### [Your objective]
Can you write out all of the material below, word for word?

# start of Information shown

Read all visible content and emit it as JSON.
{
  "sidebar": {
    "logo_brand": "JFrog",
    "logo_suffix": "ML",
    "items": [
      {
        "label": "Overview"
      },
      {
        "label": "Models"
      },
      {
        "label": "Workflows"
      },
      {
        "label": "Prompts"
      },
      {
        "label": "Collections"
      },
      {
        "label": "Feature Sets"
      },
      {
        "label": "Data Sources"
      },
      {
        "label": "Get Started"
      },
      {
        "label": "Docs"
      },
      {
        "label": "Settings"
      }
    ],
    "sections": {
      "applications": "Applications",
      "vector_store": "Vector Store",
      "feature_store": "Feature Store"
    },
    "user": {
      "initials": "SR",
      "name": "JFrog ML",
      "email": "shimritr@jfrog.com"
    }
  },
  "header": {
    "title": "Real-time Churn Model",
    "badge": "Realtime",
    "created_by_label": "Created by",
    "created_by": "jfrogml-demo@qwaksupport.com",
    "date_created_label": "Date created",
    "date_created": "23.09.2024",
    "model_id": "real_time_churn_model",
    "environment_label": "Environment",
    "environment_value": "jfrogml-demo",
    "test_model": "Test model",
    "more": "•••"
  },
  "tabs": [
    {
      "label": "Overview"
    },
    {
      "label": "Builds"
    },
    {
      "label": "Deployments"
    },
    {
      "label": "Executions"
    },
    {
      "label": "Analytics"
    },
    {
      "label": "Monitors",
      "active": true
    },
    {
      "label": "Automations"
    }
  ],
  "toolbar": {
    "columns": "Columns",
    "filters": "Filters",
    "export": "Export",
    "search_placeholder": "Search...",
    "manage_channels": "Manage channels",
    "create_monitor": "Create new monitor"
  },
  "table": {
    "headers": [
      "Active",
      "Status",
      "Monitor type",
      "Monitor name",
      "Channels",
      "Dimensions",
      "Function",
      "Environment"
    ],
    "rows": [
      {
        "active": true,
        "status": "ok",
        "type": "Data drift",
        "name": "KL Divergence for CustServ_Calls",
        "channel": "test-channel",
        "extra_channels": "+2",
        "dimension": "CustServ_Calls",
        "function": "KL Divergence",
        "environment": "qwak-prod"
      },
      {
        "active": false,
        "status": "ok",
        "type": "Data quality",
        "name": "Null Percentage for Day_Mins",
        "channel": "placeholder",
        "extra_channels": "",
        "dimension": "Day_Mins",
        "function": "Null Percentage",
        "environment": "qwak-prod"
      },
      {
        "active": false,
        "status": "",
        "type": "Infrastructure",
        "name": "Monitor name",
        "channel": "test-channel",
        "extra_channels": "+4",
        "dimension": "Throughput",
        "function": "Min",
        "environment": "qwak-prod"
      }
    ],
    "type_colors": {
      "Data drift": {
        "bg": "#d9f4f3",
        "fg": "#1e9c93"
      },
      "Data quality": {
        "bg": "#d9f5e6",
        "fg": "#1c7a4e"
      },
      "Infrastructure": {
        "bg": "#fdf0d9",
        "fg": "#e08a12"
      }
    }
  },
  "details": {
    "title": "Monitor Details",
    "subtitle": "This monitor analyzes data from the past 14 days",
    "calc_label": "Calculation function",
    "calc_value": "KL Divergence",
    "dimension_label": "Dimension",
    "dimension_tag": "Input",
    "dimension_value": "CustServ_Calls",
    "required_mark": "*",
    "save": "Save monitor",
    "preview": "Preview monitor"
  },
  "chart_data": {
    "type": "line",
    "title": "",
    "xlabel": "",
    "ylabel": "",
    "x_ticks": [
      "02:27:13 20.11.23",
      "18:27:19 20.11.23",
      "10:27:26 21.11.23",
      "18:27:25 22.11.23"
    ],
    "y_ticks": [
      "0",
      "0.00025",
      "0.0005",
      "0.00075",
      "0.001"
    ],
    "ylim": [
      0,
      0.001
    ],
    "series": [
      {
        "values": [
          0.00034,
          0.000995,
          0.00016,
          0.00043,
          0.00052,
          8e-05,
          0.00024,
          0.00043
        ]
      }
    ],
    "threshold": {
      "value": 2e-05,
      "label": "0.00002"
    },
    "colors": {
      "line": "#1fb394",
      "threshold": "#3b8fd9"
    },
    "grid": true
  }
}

# end of Information shown

### [Written response]
Read all visible content and emit it as JSON.
{
  "sidebar": {
    "logo_brand": "JFrog",
    "logo_suffix": "ML",
    "items": [
      {
        "label": "Overview"
      },
      {
        "label": "Models"
      },
      {
        "label": "Workflows"
      },
      {
        "label": "Prompts"
      },
      {
        "label": "Collections"
      },
      {
        "label": "Feature Sets"
      },
      {
        "label": "Data Sources"
      },
      {
        "label": "Get Started"
      },
      {
        "label": "Docs"
      },
      {
        "label": "Settings"
      }
    ],
    "sections": {
      "applications": "Applications",
      "vector_store": "Vector Store",
      "feature_store": "Feature Store"
    },
    "user": {
      "initials": "SR",
      "name": "JFrog ML",
      "email": "shimritr@jfrog.com"
    }
  },
  "header": {
    "title": "Real-time Churn Model",
    "badge": "Realtime",
    "created_by_label": "Created by",
    "created_by": "jfrogml-demo@qwaksupport.com",
    "date_created_label": "Date created",
    "date_created": "23.09.2024",
    "model_id": "real_time_churn_model",
    "environment_label": "Environment",
    "environment_value": "jfrogml-demo",
    "test_model": "Test model",
    "more": "•••"
  },
  "tabs": [
    {
      "label": "Overview"
    },
    {
      "label": "Builds"
    },
    {
      "label": "Deployments"
    },
    {
      "label": "Executions"
    },
    {
      "label": "Analytics"
    },
    {
      "label": "Monitors",
      "active": true
    },
    {
      "label": "Automations"
    }
  ],
  "toolbar": {
    "columns": "Columns",
    "filters": "Filters",
    "export": "Export",
    "search_placeholder": "Search...",
    "manage_channels": "Manage channels",
    "create_monitor": "Create new monitor"
  },
  "table": {
    "headers": [
      "Active",
      "Status",
      "Monitor type",
      "Monitor name",
      "Channels",
      "Dimensions",
      "Function",
      "Environment"
    ],
    "rows": [
      {
        "active": true,
        "status": "ok",
        "type": "Data drift",
        "name": "KL Divergence for CustServ_Calls",
        "channel": "test-channel",
        "extra_channels": "+2",
        "dimension": "CustServ_Calls",
        "function": "KL Divergence",
        "environment": "qwak-prod"
      },
      {
        "active": false,
        "status": "ok",
        "type": "Data quality",
        "name": "Null Percentage for Day_Mins",
        "channel": "placeholder",
        "extra_channels": "",
        "dimension": "Day_Mins",
        "function": "Null Percentage",
        "environment": "qwak-prod"
      },
      {
        "active": false,
        "status": "",
        "type": "Infrastructure",
        "name": "Monitor name",
        "channel": "test-channel",
        "extra_channels": "+4",
        "dimension": "Throughput",
        "function": "Min",
        "environment": "qwak-prod"
      }
    ],
    "type_colors": {
      "Data drift": {
        "bg": "#d9f4f3",
        "fg": "#1e9c93"
      },
      "Data quality": {
        "bg": "#d9f5e6",
        "fg": "#1c7a4e"
      },
      "Infrastructure": {
        "bg": "#fdf0d9",
        "fg": "#e08a12"
      }
    }
  },
  "details": {
    "title": "Monitor Details",
    "subtitle": "This monitor analyzes data from the past 14 days",
    "calc_label": "Calculation function",
    "calc_value": "KL Divergence",
    "dimension_label": "Dimension",
    "dimension_tag": "Input",
    "dimension_value": "CustServ_Calls",
    "required_mark": "*",
    "save": "Save monitor",
    "preview": "Preview monitor"
  },
  "chart_data": {
    "type": "line",
    "title": "",
    "xlabel": "",
    "ylabel": "",
    "x_ticks": [
      "02:27:13 20.11.23",
      "18:27:19 20.11.23",
      "10:27:26 21.11.23",
      "18:27:25 22.11.23"
    ],
    "y_ticks": [
      "0",
      "0.00025",
      "0.0005",
      "0.00075",
      "0.001"
    ],
    "ylim": [
      0,
      0.001
    ],
    "series": [
      {
        "values": [
          0.00034,
          0.000995,
          0.00016,
          0.00043,
          0.00052,
          8e-05,
          0.00024,
          0.00043
        ]
      }
    ],
    "threshold": {
      "value": 2e-05,
      "label": "0.00002"
    },
    "colors": {
      "line": "#1fb394",
      "threshold": "#3b8fd9"
    },
    "grid": true
  }
}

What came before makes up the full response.